▸ **THE PROBLEM**:
In the records below, find each line with the word "channel" and copy it.

Data entries for graphics

:::

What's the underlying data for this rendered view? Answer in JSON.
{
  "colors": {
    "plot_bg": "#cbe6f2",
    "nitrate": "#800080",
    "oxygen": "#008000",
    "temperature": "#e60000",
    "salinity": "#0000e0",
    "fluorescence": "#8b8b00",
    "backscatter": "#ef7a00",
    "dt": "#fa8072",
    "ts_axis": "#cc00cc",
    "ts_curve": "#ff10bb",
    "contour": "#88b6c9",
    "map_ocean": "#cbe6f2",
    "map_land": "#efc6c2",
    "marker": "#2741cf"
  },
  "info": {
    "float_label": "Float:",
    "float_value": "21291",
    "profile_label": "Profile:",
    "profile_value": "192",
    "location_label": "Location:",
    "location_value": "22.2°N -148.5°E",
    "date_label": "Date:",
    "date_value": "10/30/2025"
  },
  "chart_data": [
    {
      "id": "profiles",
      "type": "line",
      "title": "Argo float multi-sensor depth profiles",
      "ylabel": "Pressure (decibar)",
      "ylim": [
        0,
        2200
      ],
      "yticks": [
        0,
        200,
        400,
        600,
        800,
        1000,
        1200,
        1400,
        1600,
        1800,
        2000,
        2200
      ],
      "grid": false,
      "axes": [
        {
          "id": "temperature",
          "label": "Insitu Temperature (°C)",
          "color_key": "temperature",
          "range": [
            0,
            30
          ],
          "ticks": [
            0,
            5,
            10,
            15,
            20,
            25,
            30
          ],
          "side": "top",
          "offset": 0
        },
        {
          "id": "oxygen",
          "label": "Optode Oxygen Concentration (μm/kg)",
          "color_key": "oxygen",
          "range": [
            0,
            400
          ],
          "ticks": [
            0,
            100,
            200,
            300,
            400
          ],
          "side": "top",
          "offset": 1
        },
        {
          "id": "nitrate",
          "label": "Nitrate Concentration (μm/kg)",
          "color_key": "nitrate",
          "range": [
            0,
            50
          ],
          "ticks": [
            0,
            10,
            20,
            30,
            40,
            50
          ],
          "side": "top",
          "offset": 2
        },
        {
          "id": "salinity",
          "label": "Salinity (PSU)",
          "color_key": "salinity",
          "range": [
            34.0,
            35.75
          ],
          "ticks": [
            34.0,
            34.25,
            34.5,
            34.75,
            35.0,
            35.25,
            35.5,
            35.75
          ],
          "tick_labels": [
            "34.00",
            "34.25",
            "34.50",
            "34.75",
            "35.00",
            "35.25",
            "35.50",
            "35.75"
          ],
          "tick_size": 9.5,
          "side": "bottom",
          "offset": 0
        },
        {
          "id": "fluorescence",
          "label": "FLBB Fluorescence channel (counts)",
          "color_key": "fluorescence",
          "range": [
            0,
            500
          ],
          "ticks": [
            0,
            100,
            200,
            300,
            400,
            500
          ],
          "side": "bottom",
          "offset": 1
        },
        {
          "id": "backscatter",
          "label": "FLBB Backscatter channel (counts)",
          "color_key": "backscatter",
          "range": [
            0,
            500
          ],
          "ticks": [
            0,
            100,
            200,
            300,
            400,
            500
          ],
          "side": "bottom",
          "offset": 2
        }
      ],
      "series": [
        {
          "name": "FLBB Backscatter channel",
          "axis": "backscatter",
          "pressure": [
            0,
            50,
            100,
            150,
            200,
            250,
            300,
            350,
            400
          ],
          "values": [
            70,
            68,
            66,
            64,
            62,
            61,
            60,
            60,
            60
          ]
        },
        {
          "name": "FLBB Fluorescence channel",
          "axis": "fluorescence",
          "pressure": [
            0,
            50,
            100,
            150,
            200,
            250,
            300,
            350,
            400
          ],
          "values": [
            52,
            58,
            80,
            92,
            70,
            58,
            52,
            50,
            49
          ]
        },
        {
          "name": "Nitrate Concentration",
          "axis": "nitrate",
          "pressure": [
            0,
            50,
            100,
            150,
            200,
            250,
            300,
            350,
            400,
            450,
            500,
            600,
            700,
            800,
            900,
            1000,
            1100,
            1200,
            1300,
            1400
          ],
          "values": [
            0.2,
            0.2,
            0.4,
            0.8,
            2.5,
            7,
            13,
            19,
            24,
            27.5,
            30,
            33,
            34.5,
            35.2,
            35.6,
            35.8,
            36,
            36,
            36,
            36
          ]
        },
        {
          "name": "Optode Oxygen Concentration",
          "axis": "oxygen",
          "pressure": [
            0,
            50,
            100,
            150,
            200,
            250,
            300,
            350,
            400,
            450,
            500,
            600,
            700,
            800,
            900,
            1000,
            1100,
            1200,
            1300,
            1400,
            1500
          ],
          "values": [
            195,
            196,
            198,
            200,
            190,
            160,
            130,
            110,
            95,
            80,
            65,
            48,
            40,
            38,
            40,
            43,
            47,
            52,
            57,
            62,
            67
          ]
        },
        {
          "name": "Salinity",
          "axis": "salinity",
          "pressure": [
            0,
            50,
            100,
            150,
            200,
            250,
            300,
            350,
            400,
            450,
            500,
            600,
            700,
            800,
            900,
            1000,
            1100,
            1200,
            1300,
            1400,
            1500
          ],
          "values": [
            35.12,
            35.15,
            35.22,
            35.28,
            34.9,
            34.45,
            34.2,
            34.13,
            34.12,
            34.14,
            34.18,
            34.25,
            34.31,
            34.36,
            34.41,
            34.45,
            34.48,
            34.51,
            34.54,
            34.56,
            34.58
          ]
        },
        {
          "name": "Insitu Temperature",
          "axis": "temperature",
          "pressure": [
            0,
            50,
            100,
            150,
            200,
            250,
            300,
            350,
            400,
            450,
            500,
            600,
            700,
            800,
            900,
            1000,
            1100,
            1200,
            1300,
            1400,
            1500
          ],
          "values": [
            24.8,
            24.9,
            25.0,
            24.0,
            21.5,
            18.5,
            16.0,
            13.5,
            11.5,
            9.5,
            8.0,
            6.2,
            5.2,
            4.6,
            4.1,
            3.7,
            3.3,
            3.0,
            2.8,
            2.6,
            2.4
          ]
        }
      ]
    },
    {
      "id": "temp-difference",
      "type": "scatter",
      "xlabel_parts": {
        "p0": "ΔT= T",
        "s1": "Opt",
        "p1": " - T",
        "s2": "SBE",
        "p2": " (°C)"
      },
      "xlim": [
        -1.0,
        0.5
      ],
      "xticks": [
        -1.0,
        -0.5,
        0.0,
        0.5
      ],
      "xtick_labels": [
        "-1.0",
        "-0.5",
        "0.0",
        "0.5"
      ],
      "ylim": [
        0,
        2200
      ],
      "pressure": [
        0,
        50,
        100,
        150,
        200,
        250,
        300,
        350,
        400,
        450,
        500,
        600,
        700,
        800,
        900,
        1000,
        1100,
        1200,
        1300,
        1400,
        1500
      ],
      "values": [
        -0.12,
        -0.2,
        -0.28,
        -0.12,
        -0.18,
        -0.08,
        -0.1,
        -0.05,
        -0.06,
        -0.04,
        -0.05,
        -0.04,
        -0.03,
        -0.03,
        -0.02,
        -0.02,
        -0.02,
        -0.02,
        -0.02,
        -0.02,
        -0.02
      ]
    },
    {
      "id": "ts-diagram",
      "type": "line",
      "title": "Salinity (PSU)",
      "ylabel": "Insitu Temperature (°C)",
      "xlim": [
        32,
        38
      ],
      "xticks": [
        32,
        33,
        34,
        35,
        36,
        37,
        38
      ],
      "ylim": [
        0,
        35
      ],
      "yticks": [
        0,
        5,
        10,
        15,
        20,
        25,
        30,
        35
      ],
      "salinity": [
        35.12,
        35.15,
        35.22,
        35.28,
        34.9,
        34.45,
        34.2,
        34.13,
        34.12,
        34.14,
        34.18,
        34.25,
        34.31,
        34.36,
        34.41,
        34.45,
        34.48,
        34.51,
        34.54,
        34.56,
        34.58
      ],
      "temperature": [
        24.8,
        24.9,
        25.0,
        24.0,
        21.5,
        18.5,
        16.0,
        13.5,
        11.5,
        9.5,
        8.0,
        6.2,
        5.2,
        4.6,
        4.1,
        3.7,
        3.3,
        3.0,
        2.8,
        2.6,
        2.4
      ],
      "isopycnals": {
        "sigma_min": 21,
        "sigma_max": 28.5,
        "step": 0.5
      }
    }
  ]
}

:::

▸ **SOLUTION FOR THIS PROBLEM**:
          "label": "FLBB Fluorescence channel (counts)",
          "label": "FLBB Backscatter channel (counts)",
          "name": "FLBB Backscatter channel",
          "name": "FLBB Fluorescence channel",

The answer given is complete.